- TASK TO CARRY OUT -
Please give the listing again in its entirety, exactly as written.
******************************
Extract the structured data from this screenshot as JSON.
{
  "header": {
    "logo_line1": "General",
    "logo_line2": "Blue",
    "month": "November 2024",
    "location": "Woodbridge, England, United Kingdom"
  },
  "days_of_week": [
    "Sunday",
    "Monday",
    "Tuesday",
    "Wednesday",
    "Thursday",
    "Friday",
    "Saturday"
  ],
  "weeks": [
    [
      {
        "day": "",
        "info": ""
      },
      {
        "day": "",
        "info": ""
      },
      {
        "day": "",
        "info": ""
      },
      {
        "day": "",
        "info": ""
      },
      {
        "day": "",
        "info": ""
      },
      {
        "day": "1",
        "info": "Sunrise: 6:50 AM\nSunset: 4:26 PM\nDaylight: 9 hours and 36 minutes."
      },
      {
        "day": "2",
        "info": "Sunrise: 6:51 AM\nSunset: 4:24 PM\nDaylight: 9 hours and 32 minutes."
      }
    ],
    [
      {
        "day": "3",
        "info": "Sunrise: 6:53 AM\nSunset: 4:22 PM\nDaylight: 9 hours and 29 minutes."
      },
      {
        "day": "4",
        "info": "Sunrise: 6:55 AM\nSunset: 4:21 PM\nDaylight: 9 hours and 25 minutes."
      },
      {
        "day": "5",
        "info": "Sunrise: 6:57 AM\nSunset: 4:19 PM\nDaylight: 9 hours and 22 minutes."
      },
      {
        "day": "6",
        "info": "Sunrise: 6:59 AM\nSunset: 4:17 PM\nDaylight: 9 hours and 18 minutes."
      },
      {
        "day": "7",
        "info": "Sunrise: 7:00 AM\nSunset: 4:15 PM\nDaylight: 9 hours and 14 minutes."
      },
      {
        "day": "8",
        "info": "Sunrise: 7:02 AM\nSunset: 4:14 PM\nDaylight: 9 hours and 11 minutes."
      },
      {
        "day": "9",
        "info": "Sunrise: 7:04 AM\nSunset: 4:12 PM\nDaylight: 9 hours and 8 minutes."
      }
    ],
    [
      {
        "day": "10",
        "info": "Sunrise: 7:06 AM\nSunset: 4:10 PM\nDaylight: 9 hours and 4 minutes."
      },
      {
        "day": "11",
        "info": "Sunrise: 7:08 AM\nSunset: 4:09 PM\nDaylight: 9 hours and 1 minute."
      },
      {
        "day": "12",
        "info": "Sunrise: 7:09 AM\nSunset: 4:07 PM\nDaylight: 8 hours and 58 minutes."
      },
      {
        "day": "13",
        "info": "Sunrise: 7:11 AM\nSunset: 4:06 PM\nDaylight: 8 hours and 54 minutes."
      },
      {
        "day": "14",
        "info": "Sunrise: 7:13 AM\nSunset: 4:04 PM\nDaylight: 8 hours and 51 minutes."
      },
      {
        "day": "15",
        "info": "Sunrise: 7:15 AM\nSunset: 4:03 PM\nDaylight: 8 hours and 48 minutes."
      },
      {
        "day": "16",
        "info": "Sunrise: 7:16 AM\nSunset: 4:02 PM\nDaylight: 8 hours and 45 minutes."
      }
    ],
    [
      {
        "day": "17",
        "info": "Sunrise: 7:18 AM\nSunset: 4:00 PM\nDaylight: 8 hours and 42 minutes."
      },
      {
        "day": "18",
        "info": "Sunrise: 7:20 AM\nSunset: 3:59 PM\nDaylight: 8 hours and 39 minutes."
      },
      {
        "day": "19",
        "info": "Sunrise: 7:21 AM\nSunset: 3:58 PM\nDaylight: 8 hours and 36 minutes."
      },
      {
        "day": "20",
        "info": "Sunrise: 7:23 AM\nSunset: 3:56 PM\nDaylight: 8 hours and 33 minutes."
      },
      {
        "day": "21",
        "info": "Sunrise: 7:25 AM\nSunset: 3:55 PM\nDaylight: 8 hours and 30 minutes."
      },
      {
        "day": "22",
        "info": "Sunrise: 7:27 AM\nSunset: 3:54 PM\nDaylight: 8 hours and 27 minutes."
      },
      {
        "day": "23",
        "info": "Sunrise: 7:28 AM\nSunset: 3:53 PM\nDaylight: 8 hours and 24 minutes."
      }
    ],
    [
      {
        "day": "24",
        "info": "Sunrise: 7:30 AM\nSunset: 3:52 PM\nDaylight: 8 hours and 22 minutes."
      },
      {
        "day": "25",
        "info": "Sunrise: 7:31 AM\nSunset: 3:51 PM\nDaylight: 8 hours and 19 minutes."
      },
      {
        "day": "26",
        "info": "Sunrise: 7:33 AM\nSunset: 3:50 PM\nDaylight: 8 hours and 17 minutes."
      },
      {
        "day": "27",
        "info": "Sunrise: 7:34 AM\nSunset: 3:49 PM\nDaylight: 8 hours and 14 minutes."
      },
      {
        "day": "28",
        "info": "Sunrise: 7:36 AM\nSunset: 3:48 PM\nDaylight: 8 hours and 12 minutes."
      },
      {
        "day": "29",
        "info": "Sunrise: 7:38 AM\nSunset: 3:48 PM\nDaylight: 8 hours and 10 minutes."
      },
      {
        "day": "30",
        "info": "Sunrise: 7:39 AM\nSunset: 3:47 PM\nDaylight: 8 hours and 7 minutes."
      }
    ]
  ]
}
******************************
- RESULT OF THE TASK -
Extract the structured data from this screenshot as JSON.
{
  "header": {
    "logo_line1": "General",
    "logo_line2": "Blue",
    "month": "November 2024",
    "location": "Woodbridge, England, United Kingdom"
  },
  "days_of_week": [
    "Sunday",
    "Monday",
    "Tuesday",
    "Wednesday",
    "Thursday",
    "Friday",
    "Saturday"
  ],
  "weeks": [
    [
      {
        "day": "",
        "info": ""
      },
      {
        "day": "",
        "info": ""
      },
      {
        "day": "",
        "info": ""
      },
      {
        "day": "",
        "info": ""
      },
      {
        "day": "",
        "info": ""
      },
      {
        "day": "1",
        "info": "Sunrise: 6:50 AM\nSunset: 4:26 PM\nDaylight: 9 hours and 36 minutes."
      },
      {
        "day": "2",
        "info": "Sunrise: 6:51 AM\nSunset: 4:24 PM\nDaylight: 9 hours and 32 minutes."
      }
    ],
    [
      {
        "day": "3",
        "info": "Sunrise: 6:53 AM\nSunset: 4:22 PM\nDaylight: 9 hours and 29 minutes."
      },
      {
        "day": "4",
        "info": "Sunrise: 6:55 AM\nSunset: 4:21 PM\nDaylight: 9 hours and 25 minutes."
      },
      {
        "day": "5",
        "info": "Sunrise: 6:57 AM\nSunset: 4:19 PM\nDaylight: 9 hours and 22 minutes."
      },
      {
        "day": "6",
        "info": "Sunrise: 6:59 AM\nSunset: 4:17 PM\nDaylight: 9 hours and 18 minutes."
      },
      {
        "day": "7",
        "info": "Sunrise: 7:00 AM\nSunset: 4:15 PM\nDaylight: 9 hours and 14 minutes."
      },
      {
        "day": "8",
        "info": "Sunrise: 7:02 AM\nSunset: 4:14 PM\nDaylight: 9 hours and 11 minutes."
      },
      {
        "day": "9",
        "info": "Sunrise: 7:04 AM\nSunset: 4:12 PM\nDaylight: 9 hours and 8 minutes."
      }
    ],
    [
      {
        "day": "10",
        "info": "Sunrise: 7:06 AM\nSunset: 4:10 PM\nDaylight: 9 hours and 4 minutes."
      },
      {
        "day": "11",
        "info": "Sunrise: 7:08 AM\nSunset: 4:09 PM\nDaylight: 9 hours and 1 minute."
      },
      {
        "day": "12",
        "info": "Sunrise: 7:09 AM\nSunset: 4:07 PM\nDaylight: 8 hours and 58 minutes."
      },
      {
        "day": "13",
        "info": "Sunrise: 7:11 AM\nSunset: 4:06 PM\nDaylight: 8 hours and 54 minutes."
      },
      {
        "day": "14",
        "info": "Sunrise: 7:13 AM\nSunset: 4:04 PM\nDaylight: 8 hours and 51 minutes."
      },
      {
        "day": "15",
        "info": "Sunrise: 7:15 AM\nSunset: 4:03 PM\nDaylight: 8 hours and 48 minutes."
      },
      {
        "day": "16",
        "info": "Sunrise: 7:16 AM\nSunset: 4:02 PM\nDaylight: 8 hours and 45 minutes."
      }
    ],
    [
      {
        "day": "17",
        "info": "Sunrise: 7:18 AM\nSunset: 4:00 PM\nDaylight: 8 hours and 42 minutes."
      },
      {
        "day": "18",
        "info": "Sunrise: 7:20 AM\nSunset: 3:59 PM\nDaylight: 8 hours and 39 minutes."
      },
      {
        "day": "19",
        "info": "Sunrise: 7:21 AM\nSunset: 3:58 PM\nDaylight: 8 hours and 36 minutes."
      },
      {
        "day": "20",
        "info": "Sunrise: 7:23 AM\nSunset: 3:56 PM\nDaylight: 8 hours and 33 minutes."
      },
      {
        "day": "21",
        "info": "Sunrise: 7:25 AM\nSunset: 3:55 PM\nDaylight: 8 hours and 30 minutes."
      },
      {
        "day": "22",
        "info": "Sunrise: 7:27 AM\nSunset: 3:54 PM\nDaylight: 8 hours and 27 minutes."
      },
      {
        "day": "23",
        "info": "Sunrise: 7:28 AM\nSunset: 3:53 PM\nDaylight: 8 hours and 24 minutes."
      }
    ],
    [
      {
        "day": "24",
        "info": "Sunrise: 7:30 AM\nSunset: 3:52 PM\nDaylight: 8 hours and 22 minutes."
      },
      {
        "day": "25",
        "info": "Sunrise: 7:31 AM\nSunset: 3:51 PM\nDaylight: 8 hours and 19 minutes."
      },
      {
        "day": "26",
        "info": "Sunrise: 7:33 AM\nSunset: 3:50 PM\nDaylight: 8 hours and 17 minutes."
      },
      {
        "day": "27",
        "info": "Sunrise: 7:34 AM\nSunset: 3:49 PM\nDaylight: 8 hours and 14 minutes."
      },
      {
        "day": "28",
        "info": "Sunrise: 7:36 AM\nSunset: 3:48 PM\nDaylight: 8 hours and 12 minutes."
      },
      {
        "day": "29",
        "info": "Sunrise: 7:38 AM\nSunset: 3:48 PM\nDaylight: 8 hours and 10 minutes."
      },
      {
        "day": "30",
        "info": "Sunrise: 7:39 AM\nSunset: 3:47 PM\nDaylight: 8 hours and 7 minutes."
      }
    ]
  ]
}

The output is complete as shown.